Restate every line of the material, word for word.
--- BEGIN ---
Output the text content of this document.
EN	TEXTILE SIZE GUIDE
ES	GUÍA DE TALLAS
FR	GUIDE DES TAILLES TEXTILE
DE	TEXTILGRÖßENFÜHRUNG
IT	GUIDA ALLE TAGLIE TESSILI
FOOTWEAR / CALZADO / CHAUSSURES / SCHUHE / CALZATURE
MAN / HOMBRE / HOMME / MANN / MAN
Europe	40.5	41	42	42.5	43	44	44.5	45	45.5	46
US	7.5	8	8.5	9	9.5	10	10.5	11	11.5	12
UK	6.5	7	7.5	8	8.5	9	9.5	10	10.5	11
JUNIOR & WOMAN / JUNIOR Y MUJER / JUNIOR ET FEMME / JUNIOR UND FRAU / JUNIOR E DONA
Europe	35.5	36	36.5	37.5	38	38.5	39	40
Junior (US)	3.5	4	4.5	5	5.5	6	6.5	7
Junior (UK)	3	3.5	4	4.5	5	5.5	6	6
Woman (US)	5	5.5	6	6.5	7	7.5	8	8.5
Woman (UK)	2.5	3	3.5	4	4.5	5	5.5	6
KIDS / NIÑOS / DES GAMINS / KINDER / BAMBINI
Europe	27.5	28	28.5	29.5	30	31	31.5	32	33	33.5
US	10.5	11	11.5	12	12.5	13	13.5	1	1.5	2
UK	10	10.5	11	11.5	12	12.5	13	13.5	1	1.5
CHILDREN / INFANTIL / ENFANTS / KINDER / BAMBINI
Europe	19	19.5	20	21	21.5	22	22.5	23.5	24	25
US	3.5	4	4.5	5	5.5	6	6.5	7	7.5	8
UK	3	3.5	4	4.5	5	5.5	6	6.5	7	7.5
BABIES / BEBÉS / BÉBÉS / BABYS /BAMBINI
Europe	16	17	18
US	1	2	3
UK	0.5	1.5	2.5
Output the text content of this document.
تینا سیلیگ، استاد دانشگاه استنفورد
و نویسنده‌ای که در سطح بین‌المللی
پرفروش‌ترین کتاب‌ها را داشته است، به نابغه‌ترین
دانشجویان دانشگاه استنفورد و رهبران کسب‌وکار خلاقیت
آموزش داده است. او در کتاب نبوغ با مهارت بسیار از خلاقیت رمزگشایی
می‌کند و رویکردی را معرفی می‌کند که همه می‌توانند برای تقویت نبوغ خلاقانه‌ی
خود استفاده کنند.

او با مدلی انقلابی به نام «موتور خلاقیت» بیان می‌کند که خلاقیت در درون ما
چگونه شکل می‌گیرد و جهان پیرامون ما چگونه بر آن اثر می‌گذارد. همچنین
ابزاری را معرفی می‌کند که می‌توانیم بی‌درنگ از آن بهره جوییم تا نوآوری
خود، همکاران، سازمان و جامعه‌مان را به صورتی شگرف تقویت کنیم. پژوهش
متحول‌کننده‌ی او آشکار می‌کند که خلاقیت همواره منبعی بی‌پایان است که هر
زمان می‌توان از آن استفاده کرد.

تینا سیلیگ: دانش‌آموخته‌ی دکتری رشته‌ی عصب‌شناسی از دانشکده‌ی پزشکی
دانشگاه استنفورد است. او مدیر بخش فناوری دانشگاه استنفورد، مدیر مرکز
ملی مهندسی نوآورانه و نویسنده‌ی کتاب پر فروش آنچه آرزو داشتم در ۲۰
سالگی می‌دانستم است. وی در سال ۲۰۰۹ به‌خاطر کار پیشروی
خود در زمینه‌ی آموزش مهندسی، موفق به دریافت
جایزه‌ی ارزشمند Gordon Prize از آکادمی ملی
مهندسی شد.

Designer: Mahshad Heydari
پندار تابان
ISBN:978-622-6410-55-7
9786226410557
--- END ---
_WRITTEN SOLUTION_.
Output the text content of this document.
EN	TEXTILE SIZE GUIDE
ES	GUÍA DE TALLAS
FR	GUIDE DES TAILLES TEXTILE
DE	TEXTILGRÖßENFÜHRUNG
IT	GUIDA ALLE TAGLIE TESSILI
FOOTWEAR / CALZADO / CHAUSSURES / SCHUHE / CALZATURE
MAN / HOMBRE / HOMME / MANN / MAN
Europe	40.5	41	42	42.5	43	44	44.5	45	45.5	46
US	7.5	8	8.5	9	9.5	10	10.5	11	11.5	12
UK	6.5	7	7.5	8	8.5	9	9.5	10	10.5	11
JUNIOR & WOMAN / JUNIOR Y MUJER / JUNIOR ET FEMME / JUNIOR UND FRAU / JUNIOR E DONA
Europe	35.5	36	36.5	37.5	38	38.5	39	40
Junior (US)	3.5	4	4.5	5	5.5	6	6.5	7
Junior (UK)	3	3.5	4	4.5	5	5.5	6	6
Woman (US)	5	5.5	6	6.5	7	7.5	8	8.5
Woman (UK)	2.5	3	3.5	4	4.5	5	5.5	6
KIDS / NIÑOS / DES GAMINS / KINDER / BAMBINI
Europe	27.5	28	28.5	29.5	30	31	31.5	32	33	33.5
US	10.5	11	11.5	12	12.5	13	13.5	1	1.5	2
UK	10	10.5	11	11.5	12	12.5	13	13.5	1	1.5
CHILDREN / INFANTIL / ENFANTS / KINDER / BAMBINI
Europe	19	19.5	20	21	21.5	22	22.5	23.5	24	25
US	3.5	4	4.5	5	5.5	6	6.5	7	7.5	8
UK	3	3.5	4	4.5	5	5.5	6	6.5	7	7.5
BABIES / BEBÉS / BÉBÉS / BABYS /BAMBINI
Europe	16	17	18
US	1	2	3
UK	0.5	1.5	2.5
Output the text content of this document.
تینا سیلیگ، استاد دانشگاه استنفورد
و نویسنده‌ای که در سطح بین‌المللی
پرفروش‌ترین کتاب‌ها را داشته است، به نابغه‌ترین
دانشجویان دانشگاه استنفورد و رهبران کسب‌وکار خلاقیت
آموزش داده است. او در کتاب نبوغ با مهارت بسیار از خلاقیت رمزگشایی
می‌کند و رویکردی را معرفی می‌کند که همه می‌توانند برای تقویت نبوغ خلاقانه‌ی
خود استفاده کنند.

او با مدلی انقلابی به نام «موتور خلاقیت» بیان می‌کند که خلاقیت در درون ما
چگونه شکل می‌گیرد و جهان پیرامون ما چگونه بر آن اثر می‌گذارد. همچنین
ابزاری را معرفی می‌کند که می‌توانیم بی‌درنگ از آن بهره جوییم تا نوآوری
خود، همکاران، سازمان و جامعه‌مان را به صورتی شگرف تقویت کنیم. پژوهش
متحول‌کننده‌ی او آشکار می‌کند که خلاقیت همواره منبعی بی‌پایان است که هر
زمان می‌توان از آن استفاده کرد.

تینا سیلیگ: دانش‌آموخته‌ی دکتری رشته‌ی عصب‌شناسی از دانشکده‌ی پزشکی
دانشگاه استنفورد است. او مدیر بخش فناوری دانشگاه استنفورد، مدیر مرکز
ملی مهندسی نوآورانه و نویسنده‌ی کتاب پر فروش آنچه آرزو داشتم در ۲۰
سالگی می‌دانستم است. وی در سال ۲۰۰۹ به‌خاطر کار پیشروی
خود در زمینه‌ی آموزش مهندسی، موفق به دریافت
جایزه‌ی ارزشمند Gordon Prize از آکادمی ملی
مهندسی شد.

Designer: Mahshad Heydari
پندار تابان
ISBN:978-622-6410-55-7
9786226410557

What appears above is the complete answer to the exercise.